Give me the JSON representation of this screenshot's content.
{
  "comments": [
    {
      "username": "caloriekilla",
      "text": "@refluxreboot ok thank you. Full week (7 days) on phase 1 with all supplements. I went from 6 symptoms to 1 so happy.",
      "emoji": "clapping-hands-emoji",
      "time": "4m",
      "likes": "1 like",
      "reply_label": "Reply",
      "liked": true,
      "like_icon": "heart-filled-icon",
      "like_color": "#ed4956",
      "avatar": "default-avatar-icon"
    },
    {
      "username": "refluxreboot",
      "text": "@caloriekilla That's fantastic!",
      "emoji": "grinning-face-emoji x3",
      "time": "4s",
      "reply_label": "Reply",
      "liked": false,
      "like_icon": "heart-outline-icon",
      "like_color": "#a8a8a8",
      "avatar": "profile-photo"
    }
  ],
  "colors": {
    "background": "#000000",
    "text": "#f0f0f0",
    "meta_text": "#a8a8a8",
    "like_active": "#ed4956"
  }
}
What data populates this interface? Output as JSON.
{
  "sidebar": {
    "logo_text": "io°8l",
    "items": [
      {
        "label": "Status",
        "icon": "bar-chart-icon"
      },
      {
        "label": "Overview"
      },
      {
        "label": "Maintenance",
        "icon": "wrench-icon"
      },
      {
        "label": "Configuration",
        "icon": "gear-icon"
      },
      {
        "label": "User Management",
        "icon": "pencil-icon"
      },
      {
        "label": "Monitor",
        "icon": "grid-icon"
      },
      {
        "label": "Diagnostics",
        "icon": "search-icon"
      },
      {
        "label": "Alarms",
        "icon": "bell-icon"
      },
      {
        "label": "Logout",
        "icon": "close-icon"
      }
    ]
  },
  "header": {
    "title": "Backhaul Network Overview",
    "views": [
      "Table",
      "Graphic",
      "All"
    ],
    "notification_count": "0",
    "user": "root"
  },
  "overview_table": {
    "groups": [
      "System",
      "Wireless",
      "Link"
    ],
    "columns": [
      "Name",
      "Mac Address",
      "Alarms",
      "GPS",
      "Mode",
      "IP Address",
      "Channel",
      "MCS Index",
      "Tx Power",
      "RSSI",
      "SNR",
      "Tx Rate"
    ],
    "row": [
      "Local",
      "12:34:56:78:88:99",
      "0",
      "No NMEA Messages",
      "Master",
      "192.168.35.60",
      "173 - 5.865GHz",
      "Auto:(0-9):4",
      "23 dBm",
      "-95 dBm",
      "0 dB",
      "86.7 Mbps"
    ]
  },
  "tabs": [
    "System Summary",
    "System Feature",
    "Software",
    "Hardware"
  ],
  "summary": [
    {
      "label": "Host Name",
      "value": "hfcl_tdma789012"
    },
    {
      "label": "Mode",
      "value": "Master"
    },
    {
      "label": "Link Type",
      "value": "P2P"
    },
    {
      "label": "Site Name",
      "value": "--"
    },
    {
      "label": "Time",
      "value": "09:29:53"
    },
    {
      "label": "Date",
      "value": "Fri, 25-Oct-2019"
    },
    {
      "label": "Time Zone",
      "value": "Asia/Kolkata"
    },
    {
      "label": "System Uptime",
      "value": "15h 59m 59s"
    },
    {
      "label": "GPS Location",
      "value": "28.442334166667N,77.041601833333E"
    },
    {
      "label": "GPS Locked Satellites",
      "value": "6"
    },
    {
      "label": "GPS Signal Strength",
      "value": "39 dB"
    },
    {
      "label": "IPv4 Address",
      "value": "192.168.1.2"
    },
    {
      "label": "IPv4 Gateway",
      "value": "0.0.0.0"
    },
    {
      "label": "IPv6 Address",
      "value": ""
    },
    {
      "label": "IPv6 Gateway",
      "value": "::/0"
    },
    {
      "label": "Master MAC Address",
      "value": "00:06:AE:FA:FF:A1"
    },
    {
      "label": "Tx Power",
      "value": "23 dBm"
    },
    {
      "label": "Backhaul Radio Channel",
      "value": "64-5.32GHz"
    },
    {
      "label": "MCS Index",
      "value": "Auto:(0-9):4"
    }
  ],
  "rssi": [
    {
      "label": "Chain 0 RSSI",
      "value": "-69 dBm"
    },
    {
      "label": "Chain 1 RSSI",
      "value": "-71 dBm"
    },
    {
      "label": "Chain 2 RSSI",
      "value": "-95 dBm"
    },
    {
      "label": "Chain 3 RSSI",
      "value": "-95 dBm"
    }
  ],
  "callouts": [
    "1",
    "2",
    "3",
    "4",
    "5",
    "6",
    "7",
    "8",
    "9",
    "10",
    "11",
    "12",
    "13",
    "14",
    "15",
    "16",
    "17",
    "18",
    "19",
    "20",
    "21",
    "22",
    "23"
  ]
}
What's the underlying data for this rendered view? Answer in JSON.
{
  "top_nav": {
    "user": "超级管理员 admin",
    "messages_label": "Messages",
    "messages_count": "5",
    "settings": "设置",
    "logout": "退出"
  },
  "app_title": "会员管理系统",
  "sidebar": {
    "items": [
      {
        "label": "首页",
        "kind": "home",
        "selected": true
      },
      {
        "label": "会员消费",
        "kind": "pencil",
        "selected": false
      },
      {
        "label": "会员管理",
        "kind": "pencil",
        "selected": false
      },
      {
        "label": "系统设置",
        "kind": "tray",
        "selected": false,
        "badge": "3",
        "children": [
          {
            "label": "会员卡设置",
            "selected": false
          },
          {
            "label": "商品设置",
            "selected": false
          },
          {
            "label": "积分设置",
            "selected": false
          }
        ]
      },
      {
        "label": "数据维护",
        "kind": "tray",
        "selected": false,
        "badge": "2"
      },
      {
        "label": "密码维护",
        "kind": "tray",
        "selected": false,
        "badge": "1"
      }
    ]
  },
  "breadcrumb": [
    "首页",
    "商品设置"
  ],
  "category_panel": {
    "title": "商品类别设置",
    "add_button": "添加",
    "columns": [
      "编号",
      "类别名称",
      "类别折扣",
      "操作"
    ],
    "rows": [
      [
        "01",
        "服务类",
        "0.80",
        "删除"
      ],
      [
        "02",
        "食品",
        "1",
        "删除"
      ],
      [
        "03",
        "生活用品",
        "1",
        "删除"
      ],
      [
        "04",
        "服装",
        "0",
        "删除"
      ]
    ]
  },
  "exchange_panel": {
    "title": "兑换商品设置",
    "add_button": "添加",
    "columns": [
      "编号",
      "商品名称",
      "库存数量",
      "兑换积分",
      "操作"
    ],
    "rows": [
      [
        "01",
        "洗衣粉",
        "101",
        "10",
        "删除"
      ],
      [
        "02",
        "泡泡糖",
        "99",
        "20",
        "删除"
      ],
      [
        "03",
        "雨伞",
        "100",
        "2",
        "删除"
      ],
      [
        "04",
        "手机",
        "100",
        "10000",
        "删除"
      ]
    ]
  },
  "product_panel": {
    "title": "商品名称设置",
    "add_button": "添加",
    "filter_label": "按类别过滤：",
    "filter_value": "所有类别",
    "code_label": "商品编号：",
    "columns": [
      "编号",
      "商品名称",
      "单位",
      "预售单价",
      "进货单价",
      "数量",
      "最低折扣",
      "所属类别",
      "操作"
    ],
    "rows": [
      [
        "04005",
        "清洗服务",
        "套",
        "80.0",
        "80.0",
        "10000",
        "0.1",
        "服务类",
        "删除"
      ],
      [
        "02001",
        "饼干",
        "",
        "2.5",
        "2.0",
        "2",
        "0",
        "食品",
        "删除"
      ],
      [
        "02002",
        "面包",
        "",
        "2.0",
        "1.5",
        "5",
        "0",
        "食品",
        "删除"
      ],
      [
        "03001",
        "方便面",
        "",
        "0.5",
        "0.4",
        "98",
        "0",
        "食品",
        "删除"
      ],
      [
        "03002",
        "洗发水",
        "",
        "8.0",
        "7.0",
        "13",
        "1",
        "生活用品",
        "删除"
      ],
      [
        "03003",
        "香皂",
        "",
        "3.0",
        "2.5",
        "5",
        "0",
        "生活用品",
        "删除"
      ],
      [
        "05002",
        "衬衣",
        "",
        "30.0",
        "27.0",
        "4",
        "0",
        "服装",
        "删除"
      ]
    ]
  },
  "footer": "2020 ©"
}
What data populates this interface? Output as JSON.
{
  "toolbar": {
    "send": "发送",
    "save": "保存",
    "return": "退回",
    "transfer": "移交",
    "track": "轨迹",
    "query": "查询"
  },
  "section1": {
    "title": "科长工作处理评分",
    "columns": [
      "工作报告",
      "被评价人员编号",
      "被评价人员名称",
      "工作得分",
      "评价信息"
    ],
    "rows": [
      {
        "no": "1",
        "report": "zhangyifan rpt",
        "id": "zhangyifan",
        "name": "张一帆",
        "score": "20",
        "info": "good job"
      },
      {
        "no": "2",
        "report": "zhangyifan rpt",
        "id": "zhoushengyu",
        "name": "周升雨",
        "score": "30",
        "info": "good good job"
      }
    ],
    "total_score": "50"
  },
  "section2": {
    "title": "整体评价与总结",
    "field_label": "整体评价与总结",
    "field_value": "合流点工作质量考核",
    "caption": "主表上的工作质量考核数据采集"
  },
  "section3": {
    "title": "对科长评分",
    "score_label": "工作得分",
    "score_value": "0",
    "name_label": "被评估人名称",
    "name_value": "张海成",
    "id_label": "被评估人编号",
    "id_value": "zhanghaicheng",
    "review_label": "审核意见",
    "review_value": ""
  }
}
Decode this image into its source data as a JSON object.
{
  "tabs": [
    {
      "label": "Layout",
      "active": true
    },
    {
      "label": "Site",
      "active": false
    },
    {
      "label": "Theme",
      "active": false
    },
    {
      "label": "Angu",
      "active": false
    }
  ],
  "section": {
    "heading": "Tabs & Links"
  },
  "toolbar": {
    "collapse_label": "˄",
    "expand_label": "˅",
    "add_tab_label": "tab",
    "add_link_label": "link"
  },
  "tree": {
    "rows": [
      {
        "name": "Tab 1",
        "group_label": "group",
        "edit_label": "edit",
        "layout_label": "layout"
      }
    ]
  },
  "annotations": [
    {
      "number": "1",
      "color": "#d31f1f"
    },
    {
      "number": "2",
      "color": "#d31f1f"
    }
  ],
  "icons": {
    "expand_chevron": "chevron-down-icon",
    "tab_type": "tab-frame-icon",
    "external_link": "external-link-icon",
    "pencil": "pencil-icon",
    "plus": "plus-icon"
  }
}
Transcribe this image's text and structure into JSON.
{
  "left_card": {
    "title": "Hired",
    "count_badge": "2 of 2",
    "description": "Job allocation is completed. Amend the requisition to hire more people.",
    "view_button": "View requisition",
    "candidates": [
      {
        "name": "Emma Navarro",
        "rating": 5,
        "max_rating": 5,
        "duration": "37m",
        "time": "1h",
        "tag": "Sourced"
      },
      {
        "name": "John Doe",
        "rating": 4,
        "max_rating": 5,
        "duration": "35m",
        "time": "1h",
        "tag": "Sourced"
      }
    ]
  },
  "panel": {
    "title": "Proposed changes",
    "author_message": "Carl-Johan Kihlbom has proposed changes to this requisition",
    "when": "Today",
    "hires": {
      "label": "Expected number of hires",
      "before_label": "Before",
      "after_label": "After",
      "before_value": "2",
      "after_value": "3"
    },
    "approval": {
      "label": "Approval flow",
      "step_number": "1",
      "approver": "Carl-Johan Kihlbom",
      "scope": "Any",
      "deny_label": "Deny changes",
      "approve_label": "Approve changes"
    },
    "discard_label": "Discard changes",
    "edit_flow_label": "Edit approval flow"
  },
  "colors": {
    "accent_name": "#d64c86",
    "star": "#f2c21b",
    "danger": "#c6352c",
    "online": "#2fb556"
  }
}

■ ■ ■ ■

Directions —
Identify which lines contain the word "Master" and copy each one.

Complete response —
      "Master",
      "value": "Master"
      "label": "Master MAC Address",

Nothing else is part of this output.